_EXTRAIT DU TEXTE_
--- --- ---
Alors que peut nous enseigner la psychanalyse et son éthique du bien dire ?
C’est que du fait que nous soyons des êtres de langage, tout homme va traduire son insatisfaction pulsionnelle en nommant ce qu’il a et se plaignant de ce qu’il n’a pas, et de fait, se confronter à l’impossibilité à dire ce qu’il est. C’est ce qui met en route le mouvement de pensée, qui va passer par penser le monde divisé en deux : ceux qui ont et ceux qui n’ont pas. C’est un raccourci binaire qui laisse ouverte la question de mon existence insatisfaite, manquante.
Il y aurait bien quelque chose que si je l’avais je serais….
Le travailleur du social est saisi d’une demande locale « aidez moi, mais je n’y crois pas… »
Ça c’est du côté de « l ‘usager », et d’une demande de réduction des désordres que provoquent les symptômes ou les inhibitions canalisés en étiquetages, du côté du politique.
Mission impossible, mais supportable quand on sait que tous nous sommes fait de cet écart, et que de l’explorer cet écart, est ce qui invente le monde.
Parler, raconter, se laisser surprendre….. « Raconter est un remède sûr »écrivait Primo Lévi dans le « défi de la molécule » ; Encore faut-il s’en donner le temps et dans notre modèle de politique libérale avancée ce n’est pas vraiment à l’ordre du jour.
Foucault, encore lui, dans un texte de 1976 « il faut défendre la société » rappelait que la politique est la continuation de la guerre, que la guerre est première, que la division et le conflit sont les prémisses de toutes formes de social.
--- --- ---
_EXTRAITS DE LIGNES_
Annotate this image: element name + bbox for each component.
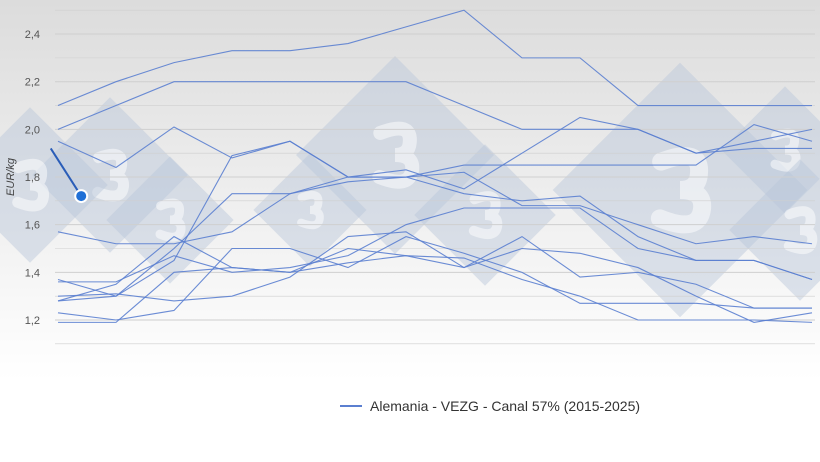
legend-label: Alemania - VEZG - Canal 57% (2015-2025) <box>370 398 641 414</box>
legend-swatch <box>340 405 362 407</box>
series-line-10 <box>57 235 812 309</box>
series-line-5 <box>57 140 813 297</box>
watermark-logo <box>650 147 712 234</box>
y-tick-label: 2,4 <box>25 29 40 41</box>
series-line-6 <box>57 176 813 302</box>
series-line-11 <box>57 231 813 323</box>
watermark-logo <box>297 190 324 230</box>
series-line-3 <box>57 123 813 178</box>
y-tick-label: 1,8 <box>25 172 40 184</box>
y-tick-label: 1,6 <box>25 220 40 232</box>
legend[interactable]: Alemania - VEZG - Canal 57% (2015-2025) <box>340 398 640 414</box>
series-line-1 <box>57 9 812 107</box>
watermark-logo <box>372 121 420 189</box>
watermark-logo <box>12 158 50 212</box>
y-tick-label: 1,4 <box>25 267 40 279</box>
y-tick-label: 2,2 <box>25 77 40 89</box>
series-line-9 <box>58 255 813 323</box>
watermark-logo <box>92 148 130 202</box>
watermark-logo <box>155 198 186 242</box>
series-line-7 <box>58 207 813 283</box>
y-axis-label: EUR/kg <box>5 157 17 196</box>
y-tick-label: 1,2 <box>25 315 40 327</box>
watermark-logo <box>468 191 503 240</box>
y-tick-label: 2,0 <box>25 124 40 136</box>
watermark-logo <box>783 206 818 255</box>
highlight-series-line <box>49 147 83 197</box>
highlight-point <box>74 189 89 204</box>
--- --- ---
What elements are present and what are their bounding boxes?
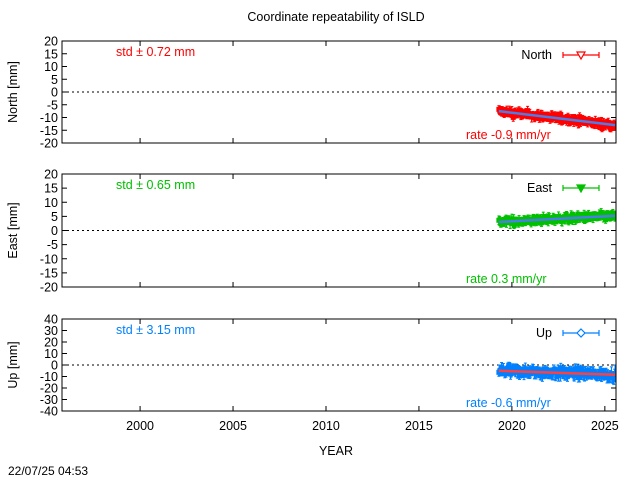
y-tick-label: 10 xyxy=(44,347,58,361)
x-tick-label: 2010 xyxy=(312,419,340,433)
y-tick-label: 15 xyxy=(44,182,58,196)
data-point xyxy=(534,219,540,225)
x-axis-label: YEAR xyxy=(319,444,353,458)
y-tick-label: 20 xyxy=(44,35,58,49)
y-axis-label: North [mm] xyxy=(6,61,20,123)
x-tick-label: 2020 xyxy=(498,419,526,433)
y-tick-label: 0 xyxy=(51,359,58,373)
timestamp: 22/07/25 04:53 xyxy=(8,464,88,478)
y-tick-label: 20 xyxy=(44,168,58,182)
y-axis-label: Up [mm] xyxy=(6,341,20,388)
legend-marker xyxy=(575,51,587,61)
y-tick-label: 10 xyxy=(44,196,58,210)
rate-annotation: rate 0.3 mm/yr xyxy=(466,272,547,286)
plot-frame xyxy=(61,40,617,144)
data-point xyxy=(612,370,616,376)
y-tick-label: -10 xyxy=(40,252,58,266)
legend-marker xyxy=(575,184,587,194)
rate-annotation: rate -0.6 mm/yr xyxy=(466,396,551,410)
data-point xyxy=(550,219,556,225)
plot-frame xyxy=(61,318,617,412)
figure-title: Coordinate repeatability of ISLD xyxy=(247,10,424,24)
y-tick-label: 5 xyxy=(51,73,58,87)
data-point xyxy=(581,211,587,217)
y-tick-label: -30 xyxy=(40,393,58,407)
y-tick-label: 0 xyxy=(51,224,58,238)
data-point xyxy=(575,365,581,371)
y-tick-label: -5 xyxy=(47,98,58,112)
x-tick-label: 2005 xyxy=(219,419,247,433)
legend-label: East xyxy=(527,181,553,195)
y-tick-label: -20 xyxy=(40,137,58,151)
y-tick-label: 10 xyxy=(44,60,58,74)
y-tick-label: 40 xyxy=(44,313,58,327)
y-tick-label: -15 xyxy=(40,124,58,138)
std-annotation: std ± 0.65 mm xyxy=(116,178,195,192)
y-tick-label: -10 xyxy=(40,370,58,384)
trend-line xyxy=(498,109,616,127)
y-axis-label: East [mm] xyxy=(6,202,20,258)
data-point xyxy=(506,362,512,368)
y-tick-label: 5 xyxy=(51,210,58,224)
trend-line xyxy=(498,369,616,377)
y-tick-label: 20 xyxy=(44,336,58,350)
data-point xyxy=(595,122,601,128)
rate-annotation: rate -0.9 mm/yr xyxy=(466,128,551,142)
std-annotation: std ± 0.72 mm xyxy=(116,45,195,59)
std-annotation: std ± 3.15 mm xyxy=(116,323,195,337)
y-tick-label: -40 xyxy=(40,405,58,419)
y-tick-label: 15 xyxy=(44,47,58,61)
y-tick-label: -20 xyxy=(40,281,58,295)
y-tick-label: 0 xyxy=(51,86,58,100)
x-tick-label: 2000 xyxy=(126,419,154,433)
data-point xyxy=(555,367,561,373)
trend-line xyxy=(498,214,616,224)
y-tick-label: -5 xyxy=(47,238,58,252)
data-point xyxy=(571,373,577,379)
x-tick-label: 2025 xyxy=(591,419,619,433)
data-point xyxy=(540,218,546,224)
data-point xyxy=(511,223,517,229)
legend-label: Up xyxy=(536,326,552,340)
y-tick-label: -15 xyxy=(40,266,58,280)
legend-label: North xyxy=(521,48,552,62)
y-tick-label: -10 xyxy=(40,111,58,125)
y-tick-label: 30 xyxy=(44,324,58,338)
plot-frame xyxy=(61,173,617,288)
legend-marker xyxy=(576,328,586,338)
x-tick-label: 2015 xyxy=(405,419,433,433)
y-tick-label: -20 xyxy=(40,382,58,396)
--- --- ---
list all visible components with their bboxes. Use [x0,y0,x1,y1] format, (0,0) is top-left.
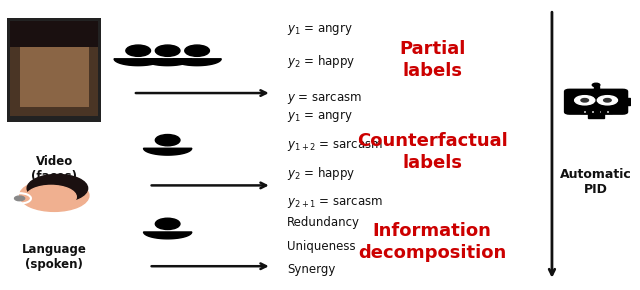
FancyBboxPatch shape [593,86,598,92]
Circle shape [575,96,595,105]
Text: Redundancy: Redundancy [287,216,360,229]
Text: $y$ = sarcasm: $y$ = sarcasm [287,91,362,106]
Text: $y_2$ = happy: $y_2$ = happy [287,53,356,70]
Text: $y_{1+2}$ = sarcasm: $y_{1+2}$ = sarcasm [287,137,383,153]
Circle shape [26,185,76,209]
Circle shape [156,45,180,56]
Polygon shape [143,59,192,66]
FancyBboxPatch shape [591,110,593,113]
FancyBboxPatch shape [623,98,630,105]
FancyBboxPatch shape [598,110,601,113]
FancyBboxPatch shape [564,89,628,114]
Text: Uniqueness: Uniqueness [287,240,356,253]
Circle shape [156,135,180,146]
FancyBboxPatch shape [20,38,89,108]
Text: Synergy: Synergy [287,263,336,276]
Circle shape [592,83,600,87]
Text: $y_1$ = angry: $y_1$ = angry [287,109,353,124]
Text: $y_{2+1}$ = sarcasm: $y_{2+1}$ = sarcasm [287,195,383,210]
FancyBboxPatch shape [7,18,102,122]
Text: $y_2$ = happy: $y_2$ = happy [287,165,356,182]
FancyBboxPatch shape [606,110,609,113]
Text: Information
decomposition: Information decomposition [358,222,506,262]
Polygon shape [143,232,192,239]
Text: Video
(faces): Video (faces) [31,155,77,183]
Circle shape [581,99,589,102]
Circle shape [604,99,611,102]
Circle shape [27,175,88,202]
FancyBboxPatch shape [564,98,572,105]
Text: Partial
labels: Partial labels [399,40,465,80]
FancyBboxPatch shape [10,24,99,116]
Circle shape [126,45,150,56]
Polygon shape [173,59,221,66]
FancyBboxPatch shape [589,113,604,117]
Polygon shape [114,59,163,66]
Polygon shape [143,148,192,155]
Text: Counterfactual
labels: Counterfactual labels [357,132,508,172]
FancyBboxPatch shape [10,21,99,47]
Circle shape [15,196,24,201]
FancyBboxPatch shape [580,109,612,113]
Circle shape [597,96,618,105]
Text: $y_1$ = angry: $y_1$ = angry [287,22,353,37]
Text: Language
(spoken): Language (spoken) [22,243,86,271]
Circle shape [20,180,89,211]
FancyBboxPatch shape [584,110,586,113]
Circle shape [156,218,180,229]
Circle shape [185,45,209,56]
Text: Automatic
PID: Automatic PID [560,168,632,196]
--- --- ---
_CONSIGNE 1_
Recopiez le passage du texte sur la psychanalyse qui va de "Parler, raconter, se" à "formes de social.".
_CONSIGNE 2_
D'après le texte sur la psychanalyse, qu'est-ce que Foucault rappelait dans son texte de 1976 ? Donnez chaque point.
_CONSIGNE 3_
Selon le texte sur la psychanalyse, dans quel ouvrage Primo Lévi a-t-il écrit « Raconter est un remède sûr » ?

_RÉPONSE ATTENDUE 1_
Parler, raconter, se laisser surprendre….. « Raconter est un remède sûr »écrivait Primo Lévi dans le « défi de la molécule » ; Encore faut-il s’en donner le temps et dans notre modèle de politique libérale avancée ce n’est pas vraiment à l’ordre du jour.
Foucault, encore lui, dans un texte de 1976 « il faut défendre la société » rappelait que la politique est la continuation de la guerre, que la guerre est première, que la division et le conflit sont les prémisses de toutes formes de social.

_RÉPONSE ATTENDUE 2_
- la politique est la continuation de la guerre
- la guerre est première
- la division et le conflit sont les prémisses de toutes formes de social

_RÉPONSE ATTENDUE 3_
Dans « défi de la molécule ».